===== RECORDED DATA

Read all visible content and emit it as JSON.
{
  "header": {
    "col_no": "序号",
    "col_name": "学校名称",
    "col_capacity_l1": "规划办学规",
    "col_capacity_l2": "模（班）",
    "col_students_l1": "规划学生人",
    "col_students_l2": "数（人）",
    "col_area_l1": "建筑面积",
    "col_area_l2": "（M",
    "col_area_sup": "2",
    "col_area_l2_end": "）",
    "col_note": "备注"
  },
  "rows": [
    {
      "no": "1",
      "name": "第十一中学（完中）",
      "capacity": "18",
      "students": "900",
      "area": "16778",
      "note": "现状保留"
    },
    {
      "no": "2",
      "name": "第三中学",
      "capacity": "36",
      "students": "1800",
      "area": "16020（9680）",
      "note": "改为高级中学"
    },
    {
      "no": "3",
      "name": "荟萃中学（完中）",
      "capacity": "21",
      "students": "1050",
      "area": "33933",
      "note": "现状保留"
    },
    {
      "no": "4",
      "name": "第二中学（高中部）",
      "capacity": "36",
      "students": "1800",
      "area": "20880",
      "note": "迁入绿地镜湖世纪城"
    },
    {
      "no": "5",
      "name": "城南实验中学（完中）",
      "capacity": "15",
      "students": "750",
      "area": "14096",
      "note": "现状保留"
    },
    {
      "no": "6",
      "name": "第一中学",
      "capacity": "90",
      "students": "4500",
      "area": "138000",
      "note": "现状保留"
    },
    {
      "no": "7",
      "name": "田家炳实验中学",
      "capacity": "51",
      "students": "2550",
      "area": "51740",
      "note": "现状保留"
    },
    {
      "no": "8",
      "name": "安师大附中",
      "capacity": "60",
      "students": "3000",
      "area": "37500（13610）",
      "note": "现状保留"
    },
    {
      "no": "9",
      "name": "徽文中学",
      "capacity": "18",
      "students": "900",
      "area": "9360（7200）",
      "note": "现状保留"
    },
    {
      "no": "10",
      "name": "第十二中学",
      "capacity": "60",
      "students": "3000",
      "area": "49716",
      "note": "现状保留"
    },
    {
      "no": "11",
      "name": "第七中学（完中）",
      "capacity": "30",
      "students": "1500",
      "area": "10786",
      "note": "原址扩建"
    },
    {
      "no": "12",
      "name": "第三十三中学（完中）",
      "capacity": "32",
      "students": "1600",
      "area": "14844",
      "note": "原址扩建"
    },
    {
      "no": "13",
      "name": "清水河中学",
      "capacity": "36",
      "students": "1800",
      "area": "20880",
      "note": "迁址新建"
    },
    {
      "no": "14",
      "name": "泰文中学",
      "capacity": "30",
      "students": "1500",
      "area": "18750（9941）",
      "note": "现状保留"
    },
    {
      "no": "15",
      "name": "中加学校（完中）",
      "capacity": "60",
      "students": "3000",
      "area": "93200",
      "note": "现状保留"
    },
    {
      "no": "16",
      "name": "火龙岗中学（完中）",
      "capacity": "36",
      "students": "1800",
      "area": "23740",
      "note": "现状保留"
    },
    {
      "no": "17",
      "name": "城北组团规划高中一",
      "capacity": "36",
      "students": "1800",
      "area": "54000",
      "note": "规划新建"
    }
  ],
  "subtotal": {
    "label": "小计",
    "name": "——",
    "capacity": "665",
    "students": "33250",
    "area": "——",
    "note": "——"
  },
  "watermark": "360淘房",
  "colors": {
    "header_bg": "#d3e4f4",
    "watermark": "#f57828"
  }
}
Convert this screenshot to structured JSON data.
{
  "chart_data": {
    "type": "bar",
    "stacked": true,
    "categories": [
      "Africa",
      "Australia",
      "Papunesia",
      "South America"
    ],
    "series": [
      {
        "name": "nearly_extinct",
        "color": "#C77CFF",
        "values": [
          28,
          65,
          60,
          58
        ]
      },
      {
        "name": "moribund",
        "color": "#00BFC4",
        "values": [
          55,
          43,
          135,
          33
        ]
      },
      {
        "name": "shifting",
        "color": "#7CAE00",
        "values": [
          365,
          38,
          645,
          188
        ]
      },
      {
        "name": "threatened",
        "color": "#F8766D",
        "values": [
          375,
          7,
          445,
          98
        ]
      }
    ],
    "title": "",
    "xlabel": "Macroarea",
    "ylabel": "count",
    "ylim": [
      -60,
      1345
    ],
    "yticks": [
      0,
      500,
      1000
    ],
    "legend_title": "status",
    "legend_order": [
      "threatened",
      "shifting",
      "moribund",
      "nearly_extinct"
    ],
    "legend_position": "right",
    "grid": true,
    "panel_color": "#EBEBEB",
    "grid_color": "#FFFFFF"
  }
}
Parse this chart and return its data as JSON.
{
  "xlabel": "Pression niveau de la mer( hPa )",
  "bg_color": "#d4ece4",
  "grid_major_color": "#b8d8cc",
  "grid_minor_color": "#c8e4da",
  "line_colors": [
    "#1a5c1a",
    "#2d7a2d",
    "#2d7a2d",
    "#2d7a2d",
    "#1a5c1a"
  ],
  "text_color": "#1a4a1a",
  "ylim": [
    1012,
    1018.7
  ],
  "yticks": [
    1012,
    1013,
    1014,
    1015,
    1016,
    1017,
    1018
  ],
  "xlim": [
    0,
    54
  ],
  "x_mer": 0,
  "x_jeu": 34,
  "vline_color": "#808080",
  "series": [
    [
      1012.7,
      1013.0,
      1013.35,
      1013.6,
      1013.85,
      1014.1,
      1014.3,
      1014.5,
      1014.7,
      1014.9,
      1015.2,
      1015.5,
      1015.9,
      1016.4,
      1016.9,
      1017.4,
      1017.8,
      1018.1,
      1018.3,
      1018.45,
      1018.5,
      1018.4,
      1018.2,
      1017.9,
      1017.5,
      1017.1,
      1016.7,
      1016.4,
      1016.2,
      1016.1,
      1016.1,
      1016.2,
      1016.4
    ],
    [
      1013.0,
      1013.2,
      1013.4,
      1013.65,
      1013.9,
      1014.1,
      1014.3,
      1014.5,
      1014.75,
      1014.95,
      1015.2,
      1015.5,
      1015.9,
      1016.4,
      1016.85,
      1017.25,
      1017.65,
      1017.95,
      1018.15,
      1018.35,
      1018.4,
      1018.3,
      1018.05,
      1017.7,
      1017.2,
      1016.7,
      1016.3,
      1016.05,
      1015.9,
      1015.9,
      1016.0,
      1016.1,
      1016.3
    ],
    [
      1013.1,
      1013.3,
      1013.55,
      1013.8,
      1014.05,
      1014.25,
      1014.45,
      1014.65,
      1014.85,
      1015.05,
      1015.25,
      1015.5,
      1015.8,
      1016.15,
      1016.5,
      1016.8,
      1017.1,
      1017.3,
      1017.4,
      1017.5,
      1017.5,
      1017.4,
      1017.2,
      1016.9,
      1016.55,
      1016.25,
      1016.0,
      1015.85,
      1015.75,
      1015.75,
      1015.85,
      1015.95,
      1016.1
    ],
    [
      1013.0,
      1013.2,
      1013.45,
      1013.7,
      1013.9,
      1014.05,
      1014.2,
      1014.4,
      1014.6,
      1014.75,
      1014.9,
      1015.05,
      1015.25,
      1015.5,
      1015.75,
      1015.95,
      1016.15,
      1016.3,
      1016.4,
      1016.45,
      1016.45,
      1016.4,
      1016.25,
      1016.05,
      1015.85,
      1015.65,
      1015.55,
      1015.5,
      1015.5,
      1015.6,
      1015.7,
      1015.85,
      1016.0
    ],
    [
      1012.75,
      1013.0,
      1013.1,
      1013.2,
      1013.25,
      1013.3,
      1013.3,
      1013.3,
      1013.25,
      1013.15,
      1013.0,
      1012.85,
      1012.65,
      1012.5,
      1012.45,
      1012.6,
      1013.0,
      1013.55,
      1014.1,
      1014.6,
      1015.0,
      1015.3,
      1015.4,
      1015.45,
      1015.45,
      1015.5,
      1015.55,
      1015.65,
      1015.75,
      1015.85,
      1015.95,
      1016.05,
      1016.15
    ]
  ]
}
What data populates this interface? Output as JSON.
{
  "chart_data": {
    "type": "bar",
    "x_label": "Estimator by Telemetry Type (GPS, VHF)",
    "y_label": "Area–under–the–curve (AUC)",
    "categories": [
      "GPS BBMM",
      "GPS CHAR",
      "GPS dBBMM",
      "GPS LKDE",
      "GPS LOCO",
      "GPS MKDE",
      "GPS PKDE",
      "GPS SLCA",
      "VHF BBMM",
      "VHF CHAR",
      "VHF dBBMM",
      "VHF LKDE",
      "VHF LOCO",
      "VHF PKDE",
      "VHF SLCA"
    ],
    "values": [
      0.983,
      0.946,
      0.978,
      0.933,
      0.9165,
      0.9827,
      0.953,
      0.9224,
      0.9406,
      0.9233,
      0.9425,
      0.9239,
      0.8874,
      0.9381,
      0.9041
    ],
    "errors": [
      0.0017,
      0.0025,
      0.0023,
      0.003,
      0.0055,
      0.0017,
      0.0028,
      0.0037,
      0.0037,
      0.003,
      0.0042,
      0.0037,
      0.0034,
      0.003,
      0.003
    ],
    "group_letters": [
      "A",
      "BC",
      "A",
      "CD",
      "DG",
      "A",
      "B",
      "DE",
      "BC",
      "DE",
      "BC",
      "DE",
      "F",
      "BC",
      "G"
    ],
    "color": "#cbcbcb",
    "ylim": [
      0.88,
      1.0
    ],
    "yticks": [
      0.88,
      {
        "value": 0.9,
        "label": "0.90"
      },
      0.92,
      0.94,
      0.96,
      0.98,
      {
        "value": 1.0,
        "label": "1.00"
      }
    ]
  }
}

==========

### [GOAL OF THE EXERCISE]
Every line from the one containing "What data populates" through the end of the data must be repeated exactly, and no other line.

### [WRITTEN RESPONSE]
What data populates this interface? Output as JSON.
{
  "chart_data": {
    "type": "bar",
    "x_label": "Estimator by Telemetry Type (GPS, VHF)",
    "y_label": "Area–under–the–curve (AUC)",
    "categories": [
      "GPS BBMM",
      "GPS CHAR",
      "GPS dBBMM",
      "GPS LKDE",
      "GPS LOCO",
      "GPS MKDE",
      "GPS PKDE",
      "GPS SLCA",
      "VHF BBMM",
      "VHF CHAR",
      "VHF dBBMM",
      "VHF LKDE",
      "VHF LOCO",
      "VHF PKDE",
      "VHF SLCA"
    ],
    "values": [
      0.983,
      0.946,
      0.978,
      0.933,
      0.9165,
      0.9827,
      0.953,
      0.9224,
      0.9406,
      0.9233,
      0.9425,
      0.9239,
      0.8874,
      0.9381,
      0.9041
    ],
    "errors": [
      0.0017,
      0.0025,
      0.0023,
      0.003,
      0.0055,
      0.0017,
      0.0028,
      0.0037,
      0.0037,
      0.003,
      0.0042,
      0.0037,
      0.0034,
      0.003,
      0.003
    ],
    "group_letters": [
      "A",
      "BC",
      "A",
      "CD",
      "DG",
      "A",
      "B",
      "DE",
      "BC",
      "DE",
      "BC",
      "DE",
      "F",
      "BC",
      "G"
    ],
    "color": "#cbcbcb",
    "ylim": [
      0.88,
      1.0
    ],
    "yticks": [
      0.88,
      {
        "value": 0.9,
        "label": "0.90"
      },
      0.92,
      0.94,
      0.96,
      0.98,
      {
        "value": 1.0,
        "label": "1.00"
      }
    ]
  }
}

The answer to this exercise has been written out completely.